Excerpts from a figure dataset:
## Begin
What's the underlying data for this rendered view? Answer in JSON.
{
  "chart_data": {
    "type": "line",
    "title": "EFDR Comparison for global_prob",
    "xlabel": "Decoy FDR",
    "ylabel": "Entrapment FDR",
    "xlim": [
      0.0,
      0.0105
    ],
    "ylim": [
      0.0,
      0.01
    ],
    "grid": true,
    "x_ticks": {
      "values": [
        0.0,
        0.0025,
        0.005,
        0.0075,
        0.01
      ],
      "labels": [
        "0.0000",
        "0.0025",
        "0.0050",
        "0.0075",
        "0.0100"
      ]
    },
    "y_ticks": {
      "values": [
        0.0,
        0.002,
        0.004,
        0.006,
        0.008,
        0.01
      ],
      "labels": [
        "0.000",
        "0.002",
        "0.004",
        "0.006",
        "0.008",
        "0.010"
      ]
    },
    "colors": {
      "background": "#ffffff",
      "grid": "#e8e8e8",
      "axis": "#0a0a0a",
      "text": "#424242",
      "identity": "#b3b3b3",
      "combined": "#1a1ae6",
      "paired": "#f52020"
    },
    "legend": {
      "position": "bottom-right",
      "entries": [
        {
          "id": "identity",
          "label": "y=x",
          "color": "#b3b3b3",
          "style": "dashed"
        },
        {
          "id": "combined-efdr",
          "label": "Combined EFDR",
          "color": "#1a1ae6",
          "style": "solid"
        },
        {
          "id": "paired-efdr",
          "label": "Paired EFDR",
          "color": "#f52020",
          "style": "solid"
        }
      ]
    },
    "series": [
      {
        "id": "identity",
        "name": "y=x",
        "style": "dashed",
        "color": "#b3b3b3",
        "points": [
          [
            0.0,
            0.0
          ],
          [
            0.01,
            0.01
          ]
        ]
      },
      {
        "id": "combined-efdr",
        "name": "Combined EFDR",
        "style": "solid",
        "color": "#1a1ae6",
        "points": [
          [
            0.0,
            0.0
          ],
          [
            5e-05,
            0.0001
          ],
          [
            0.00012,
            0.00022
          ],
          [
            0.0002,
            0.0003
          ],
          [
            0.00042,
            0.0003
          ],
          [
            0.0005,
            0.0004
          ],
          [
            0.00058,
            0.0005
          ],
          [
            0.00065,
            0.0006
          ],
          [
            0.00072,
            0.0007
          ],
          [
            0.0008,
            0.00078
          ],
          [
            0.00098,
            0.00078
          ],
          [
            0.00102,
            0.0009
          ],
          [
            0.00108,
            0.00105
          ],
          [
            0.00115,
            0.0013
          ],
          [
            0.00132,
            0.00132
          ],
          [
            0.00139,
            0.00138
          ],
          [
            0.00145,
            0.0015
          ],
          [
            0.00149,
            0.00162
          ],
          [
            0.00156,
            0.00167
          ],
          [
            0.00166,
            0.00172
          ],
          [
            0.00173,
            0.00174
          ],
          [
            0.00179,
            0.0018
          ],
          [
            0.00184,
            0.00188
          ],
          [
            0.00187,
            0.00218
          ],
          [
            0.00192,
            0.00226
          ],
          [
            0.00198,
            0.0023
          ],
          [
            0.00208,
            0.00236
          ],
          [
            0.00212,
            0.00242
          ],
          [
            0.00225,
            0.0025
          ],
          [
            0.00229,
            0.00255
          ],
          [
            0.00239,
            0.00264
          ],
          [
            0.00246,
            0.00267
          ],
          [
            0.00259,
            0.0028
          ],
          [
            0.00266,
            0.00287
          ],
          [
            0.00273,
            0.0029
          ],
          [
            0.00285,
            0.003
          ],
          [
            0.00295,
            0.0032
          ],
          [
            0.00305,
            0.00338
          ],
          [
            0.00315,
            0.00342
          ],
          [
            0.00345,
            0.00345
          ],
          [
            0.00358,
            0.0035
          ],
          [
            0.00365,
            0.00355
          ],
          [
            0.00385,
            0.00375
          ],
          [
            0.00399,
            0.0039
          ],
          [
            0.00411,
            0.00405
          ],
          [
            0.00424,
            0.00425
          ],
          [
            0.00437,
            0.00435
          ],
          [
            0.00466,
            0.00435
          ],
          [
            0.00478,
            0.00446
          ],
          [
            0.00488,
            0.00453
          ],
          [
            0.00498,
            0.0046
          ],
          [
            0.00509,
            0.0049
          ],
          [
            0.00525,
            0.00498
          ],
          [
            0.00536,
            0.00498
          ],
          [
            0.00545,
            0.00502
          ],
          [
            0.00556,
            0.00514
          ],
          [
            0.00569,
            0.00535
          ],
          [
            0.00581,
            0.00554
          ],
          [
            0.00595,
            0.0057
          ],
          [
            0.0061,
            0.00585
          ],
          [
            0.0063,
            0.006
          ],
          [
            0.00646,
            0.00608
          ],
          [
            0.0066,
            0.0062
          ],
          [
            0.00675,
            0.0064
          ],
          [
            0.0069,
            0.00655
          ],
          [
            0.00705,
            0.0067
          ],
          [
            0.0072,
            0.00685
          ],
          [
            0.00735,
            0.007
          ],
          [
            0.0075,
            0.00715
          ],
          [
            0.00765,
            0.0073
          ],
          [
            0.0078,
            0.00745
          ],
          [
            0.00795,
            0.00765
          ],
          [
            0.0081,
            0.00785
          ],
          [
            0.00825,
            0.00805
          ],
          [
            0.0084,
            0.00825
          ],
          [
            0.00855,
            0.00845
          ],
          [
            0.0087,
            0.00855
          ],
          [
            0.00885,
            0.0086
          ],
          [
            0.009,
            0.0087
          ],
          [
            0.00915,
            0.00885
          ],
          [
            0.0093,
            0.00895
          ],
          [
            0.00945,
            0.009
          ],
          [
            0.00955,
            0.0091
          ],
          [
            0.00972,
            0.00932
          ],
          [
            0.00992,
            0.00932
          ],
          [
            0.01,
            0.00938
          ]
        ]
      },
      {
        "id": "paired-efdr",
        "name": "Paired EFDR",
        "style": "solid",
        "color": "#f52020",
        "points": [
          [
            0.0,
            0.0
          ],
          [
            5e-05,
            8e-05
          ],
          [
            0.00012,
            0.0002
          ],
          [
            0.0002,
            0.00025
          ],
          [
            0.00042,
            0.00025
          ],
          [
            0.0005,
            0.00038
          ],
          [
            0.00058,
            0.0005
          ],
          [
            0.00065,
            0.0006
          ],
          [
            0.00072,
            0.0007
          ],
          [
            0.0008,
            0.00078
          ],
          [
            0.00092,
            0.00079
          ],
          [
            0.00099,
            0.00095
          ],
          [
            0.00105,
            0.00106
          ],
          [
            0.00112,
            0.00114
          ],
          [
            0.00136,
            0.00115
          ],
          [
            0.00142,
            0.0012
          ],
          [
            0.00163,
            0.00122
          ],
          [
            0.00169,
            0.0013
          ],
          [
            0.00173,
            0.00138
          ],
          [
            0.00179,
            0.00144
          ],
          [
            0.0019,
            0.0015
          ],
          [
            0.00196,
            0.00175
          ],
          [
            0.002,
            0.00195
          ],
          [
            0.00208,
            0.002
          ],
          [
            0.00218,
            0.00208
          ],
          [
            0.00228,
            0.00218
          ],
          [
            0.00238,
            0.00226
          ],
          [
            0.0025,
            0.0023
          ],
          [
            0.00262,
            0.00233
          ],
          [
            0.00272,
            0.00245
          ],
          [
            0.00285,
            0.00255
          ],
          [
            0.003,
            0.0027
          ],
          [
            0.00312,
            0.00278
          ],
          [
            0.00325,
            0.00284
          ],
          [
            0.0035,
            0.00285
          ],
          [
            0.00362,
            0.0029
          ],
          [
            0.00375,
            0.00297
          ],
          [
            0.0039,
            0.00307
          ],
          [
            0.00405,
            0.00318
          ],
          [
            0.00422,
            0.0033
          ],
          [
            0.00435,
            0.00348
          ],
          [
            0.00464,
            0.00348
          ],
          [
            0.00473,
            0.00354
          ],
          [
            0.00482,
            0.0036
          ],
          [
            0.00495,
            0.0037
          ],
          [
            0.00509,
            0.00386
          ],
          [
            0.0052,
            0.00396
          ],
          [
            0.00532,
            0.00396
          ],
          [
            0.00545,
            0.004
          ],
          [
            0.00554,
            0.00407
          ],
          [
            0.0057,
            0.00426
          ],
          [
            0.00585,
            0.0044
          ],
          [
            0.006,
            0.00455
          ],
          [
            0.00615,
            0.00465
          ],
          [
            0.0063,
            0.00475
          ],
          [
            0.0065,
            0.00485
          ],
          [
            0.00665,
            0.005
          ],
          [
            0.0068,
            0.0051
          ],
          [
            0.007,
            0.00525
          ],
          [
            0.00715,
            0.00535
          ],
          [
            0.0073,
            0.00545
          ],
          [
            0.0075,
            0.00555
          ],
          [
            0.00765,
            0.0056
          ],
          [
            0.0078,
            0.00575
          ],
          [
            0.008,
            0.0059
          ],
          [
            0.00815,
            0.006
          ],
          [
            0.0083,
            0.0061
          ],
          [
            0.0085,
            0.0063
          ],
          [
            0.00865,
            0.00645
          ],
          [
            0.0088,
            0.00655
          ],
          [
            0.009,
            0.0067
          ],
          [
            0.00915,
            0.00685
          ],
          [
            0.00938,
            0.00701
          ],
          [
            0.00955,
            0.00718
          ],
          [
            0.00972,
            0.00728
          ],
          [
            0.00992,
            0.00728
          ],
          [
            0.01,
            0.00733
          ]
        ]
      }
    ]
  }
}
## End
§ **INSTRUCTION**: From the data above, copy out every line with the string "name" in it.

§ **RESPONSE**:
        "name": "y=x",
        "name": "Combined EFDR",
        "name": "Paired EFDR",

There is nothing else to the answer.